SUPPLIED MATERIAL:
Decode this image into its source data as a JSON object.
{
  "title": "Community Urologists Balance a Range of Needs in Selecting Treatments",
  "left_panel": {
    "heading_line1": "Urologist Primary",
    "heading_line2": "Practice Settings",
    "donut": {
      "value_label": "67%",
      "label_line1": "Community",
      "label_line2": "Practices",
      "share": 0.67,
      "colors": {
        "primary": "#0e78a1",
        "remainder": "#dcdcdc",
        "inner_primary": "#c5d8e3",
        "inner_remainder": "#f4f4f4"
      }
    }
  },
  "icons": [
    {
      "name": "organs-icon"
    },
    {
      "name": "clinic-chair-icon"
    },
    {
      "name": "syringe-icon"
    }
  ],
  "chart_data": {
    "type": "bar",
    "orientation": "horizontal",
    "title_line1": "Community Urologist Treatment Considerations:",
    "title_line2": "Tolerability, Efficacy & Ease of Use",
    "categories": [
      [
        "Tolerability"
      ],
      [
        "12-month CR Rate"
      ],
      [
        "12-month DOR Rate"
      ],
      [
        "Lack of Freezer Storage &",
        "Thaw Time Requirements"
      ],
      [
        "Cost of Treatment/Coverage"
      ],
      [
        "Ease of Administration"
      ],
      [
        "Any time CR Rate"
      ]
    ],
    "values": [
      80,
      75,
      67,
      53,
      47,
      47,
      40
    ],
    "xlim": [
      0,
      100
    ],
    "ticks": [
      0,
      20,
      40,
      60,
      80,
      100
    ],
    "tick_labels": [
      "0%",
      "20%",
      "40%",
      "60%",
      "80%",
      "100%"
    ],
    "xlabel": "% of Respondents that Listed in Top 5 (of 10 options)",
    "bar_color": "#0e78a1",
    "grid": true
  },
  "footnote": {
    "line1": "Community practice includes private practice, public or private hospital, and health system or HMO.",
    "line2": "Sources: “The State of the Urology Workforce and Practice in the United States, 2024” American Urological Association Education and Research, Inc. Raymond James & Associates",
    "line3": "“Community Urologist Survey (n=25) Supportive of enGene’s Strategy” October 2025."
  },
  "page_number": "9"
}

WHAT TO PRODUCE: Which lines hold the word "name"? Copy all of them.

SOLUTION TO THE PROBLEM:
      "name": "organs-icon"
      "name": "clinic-chair-icon"
      "name": "syringe-icon"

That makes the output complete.